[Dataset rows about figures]

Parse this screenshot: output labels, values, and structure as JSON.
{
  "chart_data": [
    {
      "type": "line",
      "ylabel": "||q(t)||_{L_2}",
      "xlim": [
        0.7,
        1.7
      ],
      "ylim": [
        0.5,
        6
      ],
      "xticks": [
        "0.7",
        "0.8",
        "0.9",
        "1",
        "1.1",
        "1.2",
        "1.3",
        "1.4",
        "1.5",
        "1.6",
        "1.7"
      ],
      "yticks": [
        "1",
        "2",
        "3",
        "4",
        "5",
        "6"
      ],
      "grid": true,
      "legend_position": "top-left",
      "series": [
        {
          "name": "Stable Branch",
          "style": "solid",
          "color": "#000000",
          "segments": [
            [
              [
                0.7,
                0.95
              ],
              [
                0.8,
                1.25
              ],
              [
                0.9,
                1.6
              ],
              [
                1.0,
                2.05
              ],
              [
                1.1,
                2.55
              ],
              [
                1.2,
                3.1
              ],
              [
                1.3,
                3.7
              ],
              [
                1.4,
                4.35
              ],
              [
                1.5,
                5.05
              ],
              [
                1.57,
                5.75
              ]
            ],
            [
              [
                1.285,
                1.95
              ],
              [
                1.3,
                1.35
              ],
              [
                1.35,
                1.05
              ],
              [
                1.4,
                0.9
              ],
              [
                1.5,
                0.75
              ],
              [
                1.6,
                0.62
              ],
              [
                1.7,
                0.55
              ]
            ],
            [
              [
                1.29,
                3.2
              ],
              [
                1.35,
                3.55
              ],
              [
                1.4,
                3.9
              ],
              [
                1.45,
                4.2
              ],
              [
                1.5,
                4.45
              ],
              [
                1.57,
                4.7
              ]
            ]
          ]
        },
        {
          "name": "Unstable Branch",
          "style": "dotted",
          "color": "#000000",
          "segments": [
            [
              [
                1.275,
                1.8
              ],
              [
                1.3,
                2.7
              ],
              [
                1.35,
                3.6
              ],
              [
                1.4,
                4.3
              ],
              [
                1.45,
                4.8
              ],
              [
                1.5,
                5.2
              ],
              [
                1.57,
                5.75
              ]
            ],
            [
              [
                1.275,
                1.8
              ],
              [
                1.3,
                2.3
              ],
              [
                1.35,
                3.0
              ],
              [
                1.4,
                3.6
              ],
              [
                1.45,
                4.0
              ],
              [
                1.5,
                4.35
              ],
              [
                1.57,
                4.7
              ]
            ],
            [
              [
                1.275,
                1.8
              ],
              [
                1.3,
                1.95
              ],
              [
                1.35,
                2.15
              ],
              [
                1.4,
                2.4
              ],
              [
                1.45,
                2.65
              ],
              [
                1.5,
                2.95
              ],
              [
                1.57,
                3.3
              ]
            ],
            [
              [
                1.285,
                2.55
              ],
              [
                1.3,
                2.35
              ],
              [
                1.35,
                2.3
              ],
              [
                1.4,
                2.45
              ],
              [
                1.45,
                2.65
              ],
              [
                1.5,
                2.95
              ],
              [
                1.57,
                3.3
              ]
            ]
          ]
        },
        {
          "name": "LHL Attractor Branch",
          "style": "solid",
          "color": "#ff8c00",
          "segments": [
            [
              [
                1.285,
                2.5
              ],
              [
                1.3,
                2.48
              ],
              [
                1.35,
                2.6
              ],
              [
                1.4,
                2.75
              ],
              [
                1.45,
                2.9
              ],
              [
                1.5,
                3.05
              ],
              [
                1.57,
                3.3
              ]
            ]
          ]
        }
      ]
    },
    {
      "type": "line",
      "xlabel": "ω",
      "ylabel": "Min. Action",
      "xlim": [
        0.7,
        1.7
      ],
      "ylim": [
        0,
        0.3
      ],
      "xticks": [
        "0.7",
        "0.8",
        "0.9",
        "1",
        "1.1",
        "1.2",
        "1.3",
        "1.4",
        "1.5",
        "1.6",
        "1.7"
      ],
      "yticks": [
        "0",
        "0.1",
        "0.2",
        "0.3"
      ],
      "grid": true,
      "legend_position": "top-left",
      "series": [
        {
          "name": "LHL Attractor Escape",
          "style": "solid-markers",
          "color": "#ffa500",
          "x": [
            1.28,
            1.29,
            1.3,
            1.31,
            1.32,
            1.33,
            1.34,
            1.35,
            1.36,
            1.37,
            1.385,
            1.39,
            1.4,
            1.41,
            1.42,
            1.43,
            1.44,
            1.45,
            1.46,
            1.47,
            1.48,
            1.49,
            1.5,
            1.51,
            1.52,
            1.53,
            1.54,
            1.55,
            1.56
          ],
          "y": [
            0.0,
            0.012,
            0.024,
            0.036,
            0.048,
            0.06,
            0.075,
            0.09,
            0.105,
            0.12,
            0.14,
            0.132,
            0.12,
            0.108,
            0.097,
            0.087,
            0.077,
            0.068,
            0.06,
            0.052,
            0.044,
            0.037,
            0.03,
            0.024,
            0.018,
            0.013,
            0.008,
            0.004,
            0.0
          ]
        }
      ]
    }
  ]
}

**To do:**
Write out every line of the preceding listing that contains "color".

**Complete output:**
          "color": "#000000",
          "color": "#000000",
          "color": "#ff8c00",
          "color": "#ffa500",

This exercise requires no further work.